>> Begin

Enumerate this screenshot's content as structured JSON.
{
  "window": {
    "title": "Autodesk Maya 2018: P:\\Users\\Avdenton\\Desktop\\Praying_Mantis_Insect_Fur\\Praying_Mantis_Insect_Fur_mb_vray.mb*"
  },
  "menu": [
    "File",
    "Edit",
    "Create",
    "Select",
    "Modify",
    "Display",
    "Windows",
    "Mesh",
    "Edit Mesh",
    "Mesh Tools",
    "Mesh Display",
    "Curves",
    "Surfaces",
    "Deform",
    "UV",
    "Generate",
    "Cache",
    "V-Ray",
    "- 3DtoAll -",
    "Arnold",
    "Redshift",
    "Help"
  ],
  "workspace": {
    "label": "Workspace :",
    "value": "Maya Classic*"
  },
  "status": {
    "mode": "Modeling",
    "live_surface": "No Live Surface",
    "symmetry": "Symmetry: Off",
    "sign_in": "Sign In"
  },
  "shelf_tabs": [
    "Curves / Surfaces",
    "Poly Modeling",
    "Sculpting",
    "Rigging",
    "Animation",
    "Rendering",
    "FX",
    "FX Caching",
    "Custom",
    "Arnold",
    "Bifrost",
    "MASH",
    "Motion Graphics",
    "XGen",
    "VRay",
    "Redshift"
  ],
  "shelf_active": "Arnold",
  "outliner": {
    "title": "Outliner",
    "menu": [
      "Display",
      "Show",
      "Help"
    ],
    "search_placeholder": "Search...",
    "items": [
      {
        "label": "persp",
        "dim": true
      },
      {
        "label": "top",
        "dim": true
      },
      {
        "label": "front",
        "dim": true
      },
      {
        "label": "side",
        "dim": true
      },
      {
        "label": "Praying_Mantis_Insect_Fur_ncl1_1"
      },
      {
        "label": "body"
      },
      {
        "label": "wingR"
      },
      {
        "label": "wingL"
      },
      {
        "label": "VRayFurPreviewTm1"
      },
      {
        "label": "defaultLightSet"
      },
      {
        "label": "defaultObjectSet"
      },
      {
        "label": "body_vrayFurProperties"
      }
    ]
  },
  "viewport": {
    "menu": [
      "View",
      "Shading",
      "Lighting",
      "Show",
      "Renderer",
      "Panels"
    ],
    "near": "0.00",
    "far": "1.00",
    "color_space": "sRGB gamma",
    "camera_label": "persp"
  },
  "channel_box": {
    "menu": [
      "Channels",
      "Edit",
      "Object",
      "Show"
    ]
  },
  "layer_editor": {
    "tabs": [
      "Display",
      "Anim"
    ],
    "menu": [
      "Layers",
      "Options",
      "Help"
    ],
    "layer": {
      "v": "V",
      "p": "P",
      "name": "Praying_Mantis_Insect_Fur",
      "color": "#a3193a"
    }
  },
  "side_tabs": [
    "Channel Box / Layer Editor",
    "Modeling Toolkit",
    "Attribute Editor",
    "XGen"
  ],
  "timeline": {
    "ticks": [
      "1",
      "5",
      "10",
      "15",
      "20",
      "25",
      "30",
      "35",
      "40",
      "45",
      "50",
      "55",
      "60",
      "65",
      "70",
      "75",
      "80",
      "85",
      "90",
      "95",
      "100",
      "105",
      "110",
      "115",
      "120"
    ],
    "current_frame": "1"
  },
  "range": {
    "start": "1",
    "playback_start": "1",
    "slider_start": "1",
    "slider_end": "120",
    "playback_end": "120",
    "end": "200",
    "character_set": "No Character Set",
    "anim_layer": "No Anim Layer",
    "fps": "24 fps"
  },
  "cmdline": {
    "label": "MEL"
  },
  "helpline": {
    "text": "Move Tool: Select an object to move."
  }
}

>> End

Exercise prompt: Exactly as shown above, return every record.

Task solution:
Enumerate this screenshot's content as structured JSON.
{
  "window": {
    "title": "Autodesk Maya 2018: P:\\Users\\Avdenton\\Desktop\\Praying_Mantis_Insect_Fur\\Praying_Mantis_Insect_Fur_mb_vray.mb*"
  },
  "menu": [
    "File",
    "Edit",
    "Create",
    "Select",
    "Modify",
    "Display",
    "Windows",
    "Mesh",
    "Edit Mesh",
    "Mesh Tools",
    "Mesh Display",
    "Curves",
    "Surfaces",
    "Deform",
    "UV",
    "Generate",
    "Cache",
    "V-Ray",
    "- 3DtoAll -",
    "Arnold",
    "Redshift",
    "Help"
  ],
  "workspace": {
    "label": "Workspace :",
    "value": "Maya Classic*"
  },
  "status": {
    "mode": "Modeling",
    "live_surface": "No Live Surface",
    "symmetry": "Symmetry: Off",
    "sign_in": "Sign In"
  },
  "shelf_tabs": [
    "Curves / Surfaces",
    "Poly Modeling",
    "Sculpting",
    "Rigging",
    "Animation",
    "Rendering",
    "FX",
    "FX Caching",
    "Custom",
    "Arnold",
    "Bifrost",
    "MASH",
    "Motion Graphics",
    "XGen",
    "VRay",
    "Redshift"
  ],
  "shelf_active": "Arnold",
  "outliner": {
    "title": "Outliner",
    "menu": [
      "Display",
      "Show",
      "Help"
    ],
    "search_placeholder": "Search...",
    "items": [
      {
        "label": "persp",
        "dim": true
      },
      {
        "label": "top",
        "dim": true
      },
      {
        "label": "front",
        "dim": true
      },
      {
        "label": "side",
        "dim": true
      },
      {
        "label": "Praying_Mantis_Insect_Fur_ncl1_1"
      },
      {
        "label": "body"
      },
      {
        "label": "wingR"
      },
      {
        "label": "wingL"
      },
      {
        "label": "VRayFurPreviewTm1"
      },
      {
        "label": "defaultLightSet"
      },
      {
        "label": "defaultObjectSet"
      },
      {
        "label": "body_vrayFurProperties"
      }
    ]
  },
  "viewport": {
    "menu": [
      "View",
      "Shading",
      "Lighting",
      "Show",
      "Renderer",
      "Panels"
    ],
    "near": "0.00",
    "far": "1.00",
    "color_space": "sRGB gamma",
    "camera_label": "persp"
  },
  "channel_box": {
    "menu": [
      "Channels",
      "Edit",
      "Object",
      "Show"
    ]
  },
  "layer_editor": {
    "tabs": [
      "Display",
      "Anim"
    ],
    "menu": [
      "Layers",
      "Options",
      "Help"
    ],
    "layer": {
      "v": "V",
      "p": "P",
      "name": "Praying_Mantis_Insect_Fur",
      "color": "#a3193a"
    }
  },
  "side_tabs": [
    "Channel Box / Layer Editor",
    "Modeling Toolkit",
    "Attribute Editor",
    "XGen"
  ],
  "timeline": {
    "ticks": [
      "1",
      "5",
      "10",
      "15",
      "20",
      "25",
      "30",
      "35",
      "40",
      "45",
      "50",
      "55",
      "60",
      "65",
      "70",
      "75",
      "80",
      "85",
      "90",
      "95",
      "100",
      "105",
      "110",
      "115",
      "120"
    ],
    "current_frame": "1"
  },
  "range": {
    "start": "1",
    "playback_start": "1",
    "slider_start": "1",
    "slider_end": "120",
    "playback_end": "120",
    "end": "200",
    "character_set": "No Character Set",
    "anim_layer": "No Anim Layer",
    "fps": "24 fps"
  },
  "cmdline": {
    "label": "MEL"
  },
  "helpline": {
    "text": "Move Tool: Select an object to move."
  }
}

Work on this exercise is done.